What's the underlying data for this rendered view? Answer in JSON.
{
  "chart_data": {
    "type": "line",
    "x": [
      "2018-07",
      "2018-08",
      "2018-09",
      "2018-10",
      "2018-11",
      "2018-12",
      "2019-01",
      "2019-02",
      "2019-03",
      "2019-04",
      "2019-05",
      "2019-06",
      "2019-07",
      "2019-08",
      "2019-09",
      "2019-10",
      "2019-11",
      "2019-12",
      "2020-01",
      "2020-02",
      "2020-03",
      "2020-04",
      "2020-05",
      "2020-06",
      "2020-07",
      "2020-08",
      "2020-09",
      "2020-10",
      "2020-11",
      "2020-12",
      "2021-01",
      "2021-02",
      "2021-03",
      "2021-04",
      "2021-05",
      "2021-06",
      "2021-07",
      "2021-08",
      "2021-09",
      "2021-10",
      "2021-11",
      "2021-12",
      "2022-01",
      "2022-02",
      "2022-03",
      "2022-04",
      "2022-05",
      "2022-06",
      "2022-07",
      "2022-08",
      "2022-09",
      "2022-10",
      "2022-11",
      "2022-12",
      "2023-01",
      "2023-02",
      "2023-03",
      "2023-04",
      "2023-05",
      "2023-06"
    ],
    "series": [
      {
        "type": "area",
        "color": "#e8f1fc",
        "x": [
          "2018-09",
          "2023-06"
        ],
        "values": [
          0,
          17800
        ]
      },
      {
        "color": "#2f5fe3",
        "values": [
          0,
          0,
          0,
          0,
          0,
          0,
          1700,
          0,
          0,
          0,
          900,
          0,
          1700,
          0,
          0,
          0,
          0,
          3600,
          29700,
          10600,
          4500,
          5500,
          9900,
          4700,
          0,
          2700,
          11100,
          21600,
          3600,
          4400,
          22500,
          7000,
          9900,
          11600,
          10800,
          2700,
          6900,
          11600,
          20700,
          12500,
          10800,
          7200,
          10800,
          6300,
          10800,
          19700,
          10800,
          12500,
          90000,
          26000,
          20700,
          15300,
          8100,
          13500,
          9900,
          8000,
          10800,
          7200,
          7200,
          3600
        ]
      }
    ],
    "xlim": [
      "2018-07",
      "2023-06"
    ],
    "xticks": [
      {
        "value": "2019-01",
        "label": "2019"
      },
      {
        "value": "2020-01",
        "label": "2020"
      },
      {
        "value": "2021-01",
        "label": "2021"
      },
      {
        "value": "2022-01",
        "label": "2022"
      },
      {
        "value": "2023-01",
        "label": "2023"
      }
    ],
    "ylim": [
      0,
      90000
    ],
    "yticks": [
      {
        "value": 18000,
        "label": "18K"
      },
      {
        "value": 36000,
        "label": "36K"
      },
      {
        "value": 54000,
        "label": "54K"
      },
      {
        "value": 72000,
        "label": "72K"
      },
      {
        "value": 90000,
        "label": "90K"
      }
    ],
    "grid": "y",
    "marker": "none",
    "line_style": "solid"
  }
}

[Exercise task] Repeat the material word for word, in full.

[Correct output]
What's the underlying data for this rendered view? Answer in JSON.
{
  "chart_data": {
    "type": "line",
    "x": [
      "2018-07",
      "2018-08",
      "2018-09",
      "2018-10",
      "2018-11",
      "2018-12",
      "2019-01",
      "2019-02",
      "2019-03",
      "2019-04",
      "2019-05",
      "2019-06",
      "2019-07",
      "2019-08",
      "2019-09",
      "2019-10",
      "2019-11",
      "2019-12",
      "2020-01",
      "2020-02",
      "2020-03",
      "2020-04",
      "2020-05",
      "2020-06",
      "2020-07",
      "2020-08",
      "2020-09",
      "2020-10",
      "2020-11",
      "2020-12",
      "2021-01",
      "2021-02",
      "2021-03",
      "2021-04",
      "2021-05",
      "2021-06",
      "2021-07",
      "2021-08",
      "2021-09",
      "2021-10",
      "2021-11",
      "2021-12",
      "2022-01",
      "2022-02",
      "2022-03",
      "2022-04",
      "2022-05",
      "2022-06",
      "2022-07",
      "2022-08",
      "2022-09",
      "2022-10",
      "2022-11",
      "2022-12",
      "2023-01",
      "2023-02",
      "2023-03",
      "2023-04",
      "2023-05",
      "2023-06"
    ],
    "series": [
      {
        "type": "area",
        "color": "#e8f1fc",
        "x": [
          "2018-09",
          "2023-06"
        ],
        "values": [
          0,
          17800
        ]
      },
      {
        "color": "#2f5fe3",
        "values": [
          0,
          0,
          0,
          0,
          0,
          0,
          1700,
          0,
          0,
          0,
          900,
          0,
          1700,
          0,
          0,
          0,
          0,
          3600,
          29700,
          10600,
          4500,
          5500,
          9900,
          4700,
          0,
          2700,
          11100,
          21600,
          3600,
          4400,
          22500,
          7000,
          9900,
          11600,
          10800,
          2700,
          6900,
          11600,
          20700,
          12500,
          10800,
          7200,
          10800,
          6300,
          10800,
          19700,
          10800,
          12500,
          90000,
          26000,
          20700,
          15300,
          8100,
          13500,
          9900,
          8000,
          10800,
          7200,
          7200,
          3600
        ]
      }
    ],
    "xlim": [
      "2018-07",
      "2023-06"
    ],
    "xticks": [
      {
        "value": "2019-01",
        "label": "2019"
      },
      {
        "value": "2020-01",
        "label": "2020"
      },
      {
        "value": "2021-01",
        "label": "2021"
      },
      {
        "value": "2022-01",
        "label": "2022"
      },
      {
        "value": "2023-01",
        "label": "2023"
      }
    ],
    "ylim": [
      0,
      90000
    ],
    "yticks": [
      {
        "value": 18000,
        "label": "18K"
      },
      {
        "value": 36000,
        "label": "36K"
      },
      {
        "value": 54000,
        "label": "54K"
      },
      {
        "value": 72000,
        "label": "72K"
      },
      {
        "value": 90000,
        "label": "90K"
      }
    ],
    "grid": "y",
    "marker": "none",
    "line_style": "solid"
  }
}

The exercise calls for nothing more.